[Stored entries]
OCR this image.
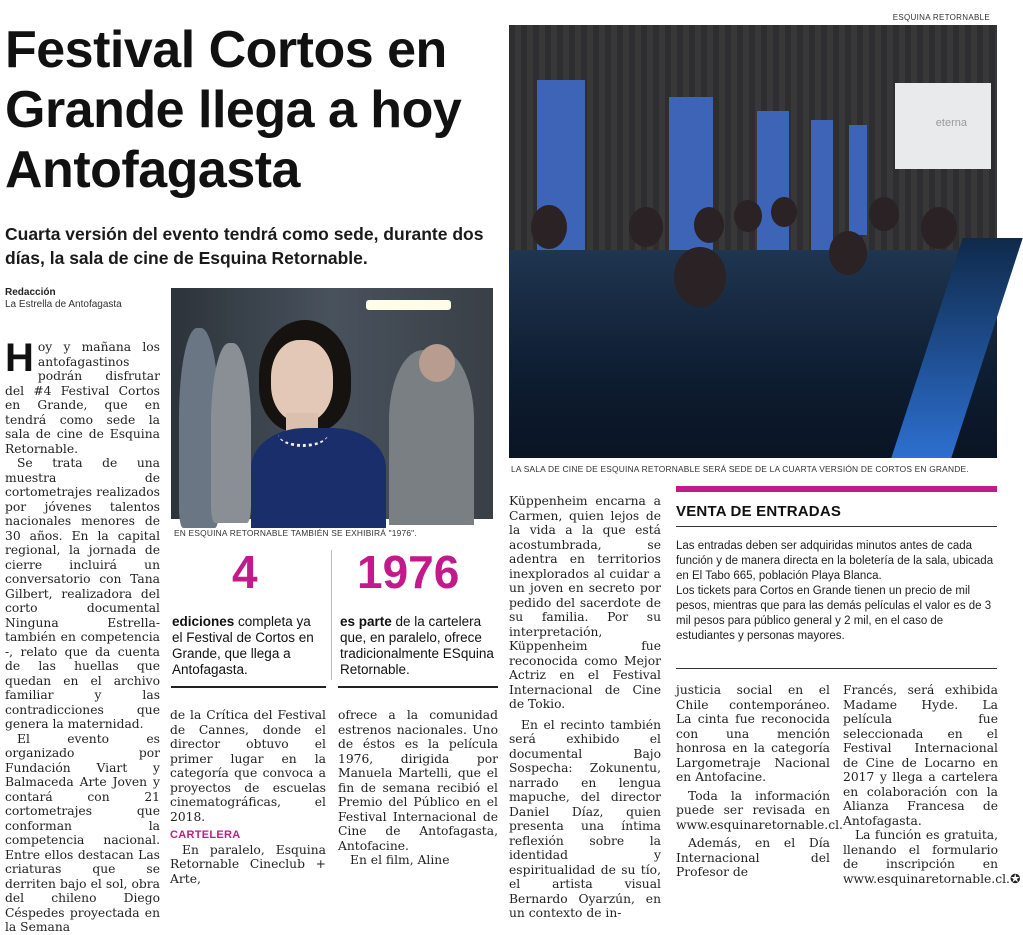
ESQUINA RETORNABLE
Festival Cortos en Grande llega a hoy Antofagasta
Cuarta versión del evento tendrá como sede, durante dos días, la sala de cine de Esquina Retornable.
Redacción
La Estrella de Antofagasta
eterna
LA SALA DE CINE DE ESQUINA RETORNABLE SERÁ SEDE DE LA CUARTA VERSIÓN DE CORTOS EN GRANDE.
EN ESQUINA RETORNABLE TAMBIÉN SE EXHIBIRÁ "1976".
4
ediciones completa ya el Festival de Cortos en Grande, que llega a Antofagasta.
1976
es parte de la cartelera que, en paralelo, ofrece tradicionalmente ESquina Retornable.

Hoy y mañana los antofagastinos podrán disfrutar del #4 Festival Cortos en Grande, que en tendrá como sede la sala de cine de Esquina Retornable.

Se trata de una muestra de cortometrajes realizados por jóvenes talentos nacionales menores de 30 años. En la capital regional, la jornada de cierre incluirá un conversatorio con Tana Gilbert, realizadora del corto documental Ninguna Estrella- también en competencia -, relato que da cuenta de las huellas que quedan en el archivo familiar y las contradicciones que genera la maternidad.

El evento es organizado por Fundación Viart y Balmaceda Arte Joven y contará con 21 cortometrajes que conforman la competencia nacional. Entre ellos destacan Las criaturas que se derriten bajo el sol, obra del chileno Diego Céspedes proyectada en la Semana

de la Crítica del Festival de Cannes, donde el director obtuvo el primer lugar en la categoría que convoca a proyectos de escuelas cinematográficas, el 2018.

CARTELERA

En paralelo, Esquina Retornable Cineclub + Arte,

ofrece a la comunidad estrenos nacionales. Uno de éstos es la película 1976, dirigida por Manuela Martelli, que el fin de semana recibió el Premio del Público en el Festival Internacional de Cine de Antofagasta, Antofacine.

En el film, Aline

Küppenheim encarna a Carmen, quien lejos de la vida a la que está acostumbrada, se adentra en territorios inexplorados al cuidar a un joven en secreto por pedido del sacerdote de su familia. Por su interpretación, Küppenheim fue reconocida como Mejor Actriz en el Festival Internacional de Cine de Tokio.

En el recinto también será exhibido el documental Bajo Sospecha: Zokunentu, narrado en lengua mapuche, del director Daniel Díaz, quien presenta una íntima reflexión sobre la identidad y espiritualidad de su tío, el artista visual Bernardo Oyarzún, en un contexto de in-

justicia social en el Chile contemporáneo. La cinta fue reconocida con una mención honrosa en la categoría Largometraje Nacional en Antofacine.

Toda la información puede ser revisada en www.esquinaretornable.cl.

Además, en el Día Internacional del Profesor de

Francés, será exhibida Madame Hyde. La película fue seleccionada en el Festival Internacional de Cine de Locarno en 2017 y llega a cartelera en colaboración con la Alianza Francesa de Antofagasta.

La función es gratuita, llenando el formulario de inscripción en www.esquinaretornable.cl.✪

VENTA DE ENTRADAS

Las entradas deben ser adquiridas minutos antes de cada función y de manera directa en la boletería de la sala, ubicada en El Tabo 665, población Playa Blanca.

Los tickets para Cortos en Grande tienen un precio de mil pesos, mientras que para las demás películas el valor es de 3 mil pesos para público general y 2 mil, en el caso de estudiantes y personas mayores.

_What to work on_
Across the data, tally the lines containing "función" and give back the number alone.

_Answer for this exercise_
2